## Text section
====
# Prove the following (graph theory)

Prove that a graph G contains no cycles IF AND ONLY IF the intersection of any two intersecting paths is also a path in G.

-

HINT: If there are paths $P_1$ and $P_2$ whose intersection $H$ is not a path, there must be vertices $u,v\in H$ such that $H$ does not contain a path from $u$ to $v$. On the other hand, you know that $P_1$ does contain a path from $u$ to $v$, and $P_2$ contains a path from $v$ to $u$, so ... ?
Showing that if $G$ has a cycle, then it has two paths whose intersection is not a path is very straightforward; the hint for the other direction should be of some help here as well.
====
## Recorded data
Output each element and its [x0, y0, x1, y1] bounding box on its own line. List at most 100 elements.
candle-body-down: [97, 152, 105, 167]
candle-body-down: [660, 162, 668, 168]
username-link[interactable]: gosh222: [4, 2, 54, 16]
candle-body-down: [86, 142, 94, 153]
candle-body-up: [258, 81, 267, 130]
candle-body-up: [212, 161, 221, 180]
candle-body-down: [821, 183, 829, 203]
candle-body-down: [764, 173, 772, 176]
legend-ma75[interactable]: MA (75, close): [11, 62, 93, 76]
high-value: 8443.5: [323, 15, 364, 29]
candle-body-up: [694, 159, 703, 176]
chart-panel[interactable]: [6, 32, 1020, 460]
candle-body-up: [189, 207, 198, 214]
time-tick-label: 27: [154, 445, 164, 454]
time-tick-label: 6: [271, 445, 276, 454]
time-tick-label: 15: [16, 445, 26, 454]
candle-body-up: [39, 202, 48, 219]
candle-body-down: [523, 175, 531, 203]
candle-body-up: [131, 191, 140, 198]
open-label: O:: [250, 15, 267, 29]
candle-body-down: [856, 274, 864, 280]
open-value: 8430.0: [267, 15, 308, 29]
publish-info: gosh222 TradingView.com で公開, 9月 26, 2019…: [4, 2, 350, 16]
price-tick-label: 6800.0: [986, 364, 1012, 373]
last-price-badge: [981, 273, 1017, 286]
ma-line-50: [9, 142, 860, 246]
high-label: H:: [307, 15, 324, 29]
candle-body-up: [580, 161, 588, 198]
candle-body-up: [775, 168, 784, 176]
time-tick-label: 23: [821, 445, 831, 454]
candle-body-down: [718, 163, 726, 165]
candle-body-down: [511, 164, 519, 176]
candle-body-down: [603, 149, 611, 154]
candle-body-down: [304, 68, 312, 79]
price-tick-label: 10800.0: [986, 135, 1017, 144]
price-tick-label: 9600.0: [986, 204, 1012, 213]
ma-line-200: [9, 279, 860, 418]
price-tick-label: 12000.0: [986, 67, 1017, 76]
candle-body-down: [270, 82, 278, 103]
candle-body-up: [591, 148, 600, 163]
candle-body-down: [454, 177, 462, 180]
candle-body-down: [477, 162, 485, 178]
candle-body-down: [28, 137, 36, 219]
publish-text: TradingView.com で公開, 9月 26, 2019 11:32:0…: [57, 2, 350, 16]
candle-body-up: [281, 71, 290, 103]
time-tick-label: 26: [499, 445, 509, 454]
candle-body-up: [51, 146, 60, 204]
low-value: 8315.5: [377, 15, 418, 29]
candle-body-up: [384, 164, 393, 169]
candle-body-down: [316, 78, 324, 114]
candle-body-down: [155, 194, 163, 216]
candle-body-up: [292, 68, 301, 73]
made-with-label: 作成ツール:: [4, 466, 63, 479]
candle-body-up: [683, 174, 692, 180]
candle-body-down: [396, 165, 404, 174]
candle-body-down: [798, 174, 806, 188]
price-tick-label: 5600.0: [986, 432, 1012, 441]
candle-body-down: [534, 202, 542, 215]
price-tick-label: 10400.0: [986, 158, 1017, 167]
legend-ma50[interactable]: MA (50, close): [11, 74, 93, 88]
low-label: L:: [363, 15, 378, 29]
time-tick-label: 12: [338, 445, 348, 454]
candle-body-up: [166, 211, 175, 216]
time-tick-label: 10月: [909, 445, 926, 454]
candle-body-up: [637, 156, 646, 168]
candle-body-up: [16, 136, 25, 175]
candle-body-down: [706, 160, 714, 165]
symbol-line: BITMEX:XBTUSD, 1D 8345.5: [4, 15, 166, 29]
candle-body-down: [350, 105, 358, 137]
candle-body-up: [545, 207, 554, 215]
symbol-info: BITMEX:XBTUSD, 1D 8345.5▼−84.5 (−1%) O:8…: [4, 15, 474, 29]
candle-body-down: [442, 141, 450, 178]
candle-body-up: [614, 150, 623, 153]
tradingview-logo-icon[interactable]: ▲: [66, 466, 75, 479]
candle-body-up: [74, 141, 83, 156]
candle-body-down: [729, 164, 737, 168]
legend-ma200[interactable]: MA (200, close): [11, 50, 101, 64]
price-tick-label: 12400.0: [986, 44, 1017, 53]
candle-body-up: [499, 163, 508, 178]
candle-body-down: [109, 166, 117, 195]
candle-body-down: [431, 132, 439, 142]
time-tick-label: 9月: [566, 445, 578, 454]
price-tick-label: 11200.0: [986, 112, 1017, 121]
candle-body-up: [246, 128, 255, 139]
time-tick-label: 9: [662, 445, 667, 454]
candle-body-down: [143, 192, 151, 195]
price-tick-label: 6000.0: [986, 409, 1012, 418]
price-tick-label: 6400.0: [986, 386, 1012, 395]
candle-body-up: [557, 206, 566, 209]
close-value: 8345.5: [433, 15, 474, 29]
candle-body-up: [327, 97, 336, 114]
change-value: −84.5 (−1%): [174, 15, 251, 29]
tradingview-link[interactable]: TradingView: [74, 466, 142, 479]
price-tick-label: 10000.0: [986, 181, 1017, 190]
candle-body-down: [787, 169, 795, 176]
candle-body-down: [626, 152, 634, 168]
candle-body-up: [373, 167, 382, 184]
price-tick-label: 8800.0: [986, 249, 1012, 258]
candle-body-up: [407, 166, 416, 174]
====
## Required actions
1. In the graph theory thread, what must exist in H if the intersection H of paths $P_1$ and $P_2$ is not a path?
2. According to the hint in the graph theory thread, what contrast arises for the vertices u and v when the intersection H is not a path? Answer in one to three sentences.
3. Set down the passage of the graph theory thread starting with "Prove that a" and going on through "here as well.".
You won't need the listing.

## Expected answers
1. There must be vertices $u,v\in H$ such that $H$ does not contain a path from $u$ to $v$.

2. If H is not a path, there are vertices u and v in H with no path from u to v inside H. Yet $P_1$ contains a path from u to v, and $P_2$ contains a path from v to u.

3.
Prove that a graph G contains no cycles IF AND ONLY IF the intersection of any two intersecting paths is also a path in G.

-

HINT: If there are paths $P_1$ and $P_2$ whose intersection $H$ is not a path, there must be vertices $u,v\in H$ such that $H$ does not contain a path from $u$ to $v$. On the other hand, you know that $P_1$ does contain a path from $u$ to $v$, and $P_2$ contains a path from $v$ to $u$, so ... ?
Showing that if $G$ has a cycle, then it has two paths whose intersection is not a path is very straightforward; the hint for the other direction should be of some help here as well.